• **Work to be completed**: Write out the data below exactly as given, without any of its pictures.

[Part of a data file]
%%
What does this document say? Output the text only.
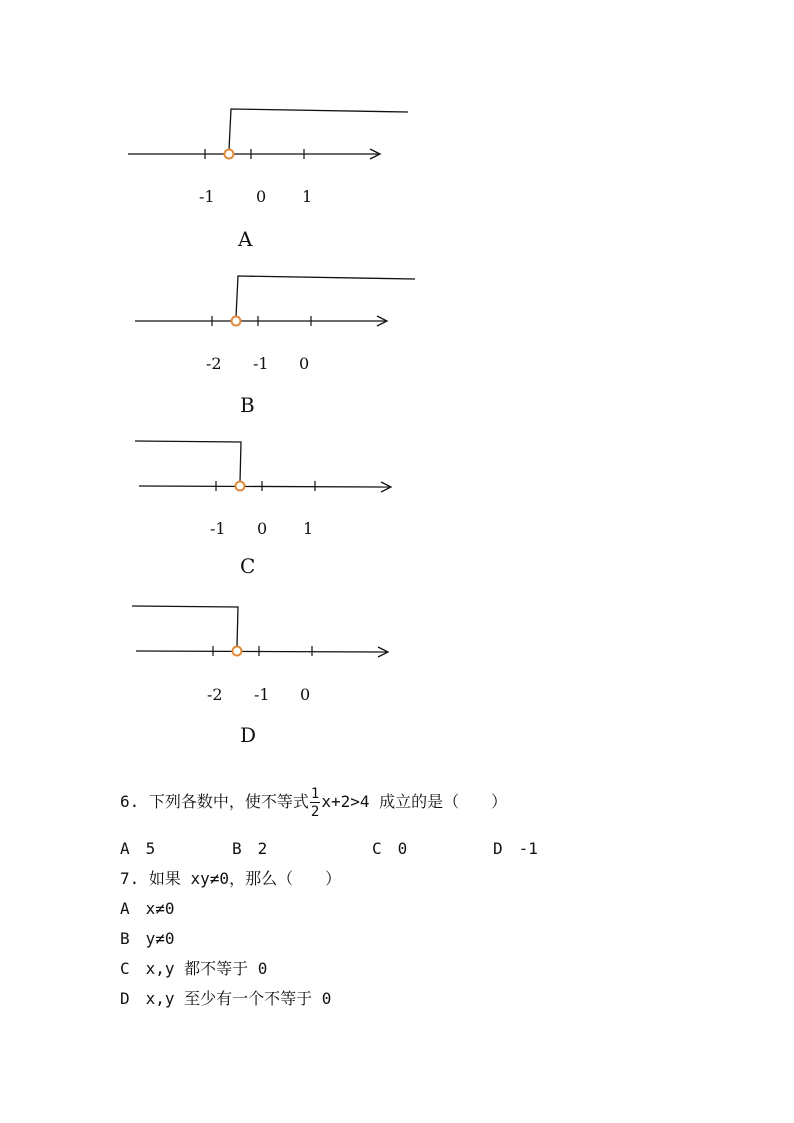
-1	0 1
A
-2 -1 0
B
-1 0 1
C
-2 -1 0
D
6. 下列各数中，使不等式 $\frac{1}{2} x+2>4$ 成立的是（　　）
A　5	B　2	C　0	D　-1
7. 如果 xy≠0，那么（　　）
A　x≠0
B　y≠0
C　x,y 都不等于 0
D　x,y 至少有一个不等于 0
%%
• **Output for this exercise**:
What does this document say? Output the text only.
-1	0 1
A
-2 -1 0
B
-1 0 1
C
-2 -1 0
D
6. 下列各数中，使不等式 $\frac{1}{2} x+2>4$ 成立的是（　　）
A　5	B　2	C　0	D　-1
7. 如果 xy≠0，那么（　　）
A　x≠0
B　y≠0
C　x,y 都不等于 0
D　x,y 至少有一个不等于 0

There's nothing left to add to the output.